The complete listing should be restated exactly.

**Data for processing:**
....................
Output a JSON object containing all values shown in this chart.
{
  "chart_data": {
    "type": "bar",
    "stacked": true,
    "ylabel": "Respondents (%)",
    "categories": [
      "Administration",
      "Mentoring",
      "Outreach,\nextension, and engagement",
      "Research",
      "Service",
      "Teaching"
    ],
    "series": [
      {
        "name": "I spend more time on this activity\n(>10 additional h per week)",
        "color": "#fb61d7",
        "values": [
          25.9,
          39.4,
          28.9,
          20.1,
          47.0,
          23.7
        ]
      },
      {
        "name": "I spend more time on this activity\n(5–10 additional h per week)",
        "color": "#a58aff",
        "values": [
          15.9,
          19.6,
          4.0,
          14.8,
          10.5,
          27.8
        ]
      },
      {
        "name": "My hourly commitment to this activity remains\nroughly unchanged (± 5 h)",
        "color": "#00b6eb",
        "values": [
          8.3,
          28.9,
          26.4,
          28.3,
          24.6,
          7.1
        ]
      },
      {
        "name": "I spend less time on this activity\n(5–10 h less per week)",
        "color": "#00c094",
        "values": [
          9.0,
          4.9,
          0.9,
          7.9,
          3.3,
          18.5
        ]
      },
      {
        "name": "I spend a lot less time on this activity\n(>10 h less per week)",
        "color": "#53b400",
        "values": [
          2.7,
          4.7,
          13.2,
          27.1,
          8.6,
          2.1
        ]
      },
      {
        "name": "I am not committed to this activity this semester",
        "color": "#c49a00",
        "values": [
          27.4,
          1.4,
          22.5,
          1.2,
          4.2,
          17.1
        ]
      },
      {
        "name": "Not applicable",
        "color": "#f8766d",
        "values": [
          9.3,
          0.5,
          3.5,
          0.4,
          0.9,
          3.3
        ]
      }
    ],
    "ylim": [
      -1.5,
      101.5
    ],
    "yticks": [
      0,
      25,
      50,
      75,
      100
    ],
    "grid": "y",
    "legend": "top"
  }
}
....................
**Solution to this task:**
Output a JSON object containing all values shown in this chart.
{
  "chart_data": {
    "type": "bar",
    "stacked": true,
    "ylabel": "Respondents (%)",
    "categories": [
      "Administration",
      "Mentoring",
      "Outreach,\nextension, and engagement",
      "Research",
      "Service",
      "Teaching"
    ],
    "series": [
      {
        "name": "I spend more time on this activity\n(>10 additional h per week)",
        "color": "#fb61d7",
        "values": [
          25.9,
          39.4,
          28.9,
          20.1,
          47.0,
          23.7
        ]
      },
      {
        "name": "I spend more time on this activity\n(5–10 additional h per week)",
        "color": "#a58aff",
        "values": [
          15.9,
          19.6,
          4.0,
          14.8,
          10.5,
          27.8
        ]
      },
      {
        "name": "My hourly commitment to this activity remains\nroughly unchanged (± 5 h)",
        "color": "#00b6eb",
        "values": [
          8.3,
          28.9,
          26.4,
          28.3,
          24.6,
          7.1
        ]
      },
      {
        "name": "I spend less time on this activity\n(5–10 h less per week)",
        "color": "#00c094",
        "values": [
          9.0,
          4.9,
          0.9,
          7.9,
          3.3,
          18.5
        ]
      },
      {
        "name": "I spend a lot less time on this activity\n(>10 h less per week)",
        "color": "#53b400",
        "values": [
          2.7,
          4.7,
          13.2,
          27.1,
          8.6,
          2.1
        ]
      },
      {
        "name": "I am not committed to this activity this semester",
        "color": "#c49a00",
        "values": [
          27.4,
          1.4,
          22.5,
          1.2,
          4.2,
          17.1
        ]
      },
      {
        "name": "Not applicable",
        "color": "#f8766d",
        "values": [
          9.3,
          0.5,
          3.5,
          0.4,
          0.9,
          3.3
        ]
      }
    ],
    "ylim": [
      -1.5,
      101.5
    ],
    "yticks": [
      0,
      25,
      50,
      75,
      100
    ],
    "grid": "y",
    "legend": "top"
  }
}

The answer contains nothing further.